**PROBLEM DESCRIPTION:**
Gather all lines in the data that hold the string "Swept".

........

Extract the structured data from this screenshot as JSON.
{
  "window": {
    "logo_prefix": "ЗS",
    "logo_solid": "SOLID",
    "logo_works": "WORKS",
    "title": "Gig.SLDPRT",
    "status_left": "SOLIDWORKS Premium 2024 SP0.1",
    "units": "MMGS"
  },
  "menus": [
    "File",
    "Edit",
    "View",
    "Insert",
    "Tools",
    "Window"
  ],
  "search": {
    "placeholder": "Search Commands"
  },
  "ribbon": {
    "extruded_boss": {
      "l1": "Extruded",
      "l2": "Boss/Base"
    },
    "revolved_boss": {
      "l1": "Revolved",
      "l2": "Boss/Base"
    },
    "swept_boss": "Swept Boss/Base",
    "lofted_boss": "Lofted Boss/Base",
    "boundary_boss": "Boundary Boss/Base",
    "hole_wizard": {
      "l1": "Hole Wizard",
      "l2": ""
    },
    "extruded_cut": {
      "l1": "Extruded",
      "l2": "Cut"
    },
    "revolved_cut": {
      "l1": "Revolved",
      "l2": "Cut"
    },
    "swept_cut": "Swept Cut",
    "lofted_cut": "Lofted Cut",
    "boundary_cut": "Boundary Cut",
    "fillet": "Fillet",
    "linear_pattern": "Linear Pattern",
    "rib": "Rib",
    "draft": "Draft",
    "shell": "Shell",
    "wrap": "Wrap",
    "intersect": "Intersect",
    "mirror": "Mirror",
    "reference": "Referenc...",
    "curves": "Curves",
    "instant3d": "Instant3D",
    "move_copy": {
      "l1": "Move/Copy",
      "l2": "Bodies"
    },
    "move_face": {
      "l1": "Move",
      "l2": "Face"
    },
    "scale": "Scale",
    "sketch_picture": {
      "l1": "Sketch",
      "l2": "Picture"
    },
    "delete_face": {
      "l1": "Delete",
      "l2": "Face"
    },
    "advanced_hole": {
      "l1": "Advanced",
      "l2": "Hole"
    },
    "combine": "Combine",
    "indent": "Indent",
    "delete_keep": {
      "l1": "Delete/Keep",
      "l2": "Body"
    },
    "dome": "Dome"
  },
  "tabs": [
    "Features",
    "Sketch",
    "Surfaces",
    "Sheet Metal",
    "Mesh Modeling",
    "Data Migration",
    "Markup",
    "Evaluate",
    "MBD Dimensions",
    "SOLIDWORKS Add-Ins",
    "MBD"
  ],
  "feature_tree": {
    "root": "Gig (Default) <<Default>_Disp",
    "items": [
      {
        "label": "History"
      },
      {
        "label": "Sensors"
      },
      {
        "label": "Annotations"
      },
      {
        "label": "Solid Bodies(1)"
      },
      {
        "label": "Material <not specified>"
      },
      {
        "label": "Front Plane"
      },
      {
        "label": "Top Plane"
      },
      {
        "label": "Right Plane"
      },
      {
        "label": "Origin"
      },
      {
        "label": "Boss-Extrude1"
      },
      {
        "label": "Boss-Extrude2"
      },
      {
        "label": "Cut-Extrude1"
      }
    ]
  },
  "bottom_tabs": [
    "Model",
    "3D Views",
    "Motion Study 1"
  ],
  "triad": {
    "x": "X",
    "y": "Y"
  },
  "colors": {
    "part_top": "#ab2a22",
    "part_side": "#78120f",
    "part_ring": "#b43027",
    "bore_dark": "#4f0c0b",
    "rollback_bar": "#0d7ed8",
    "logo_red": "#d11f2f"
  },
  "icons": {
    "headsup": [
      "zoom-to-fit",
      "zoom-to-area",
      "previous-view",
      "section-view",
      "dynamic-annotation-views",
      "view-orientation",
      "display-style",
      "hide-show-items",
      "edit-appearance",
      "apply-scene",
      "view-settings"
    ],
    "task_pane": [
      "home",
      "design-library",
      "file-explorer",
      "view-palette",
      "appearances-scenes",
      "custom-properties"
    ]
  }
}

........

**CORRECT RESULT:**
    "swept_boss": "Swept Boss/Base",
    "swept_cut": "Swept Cut",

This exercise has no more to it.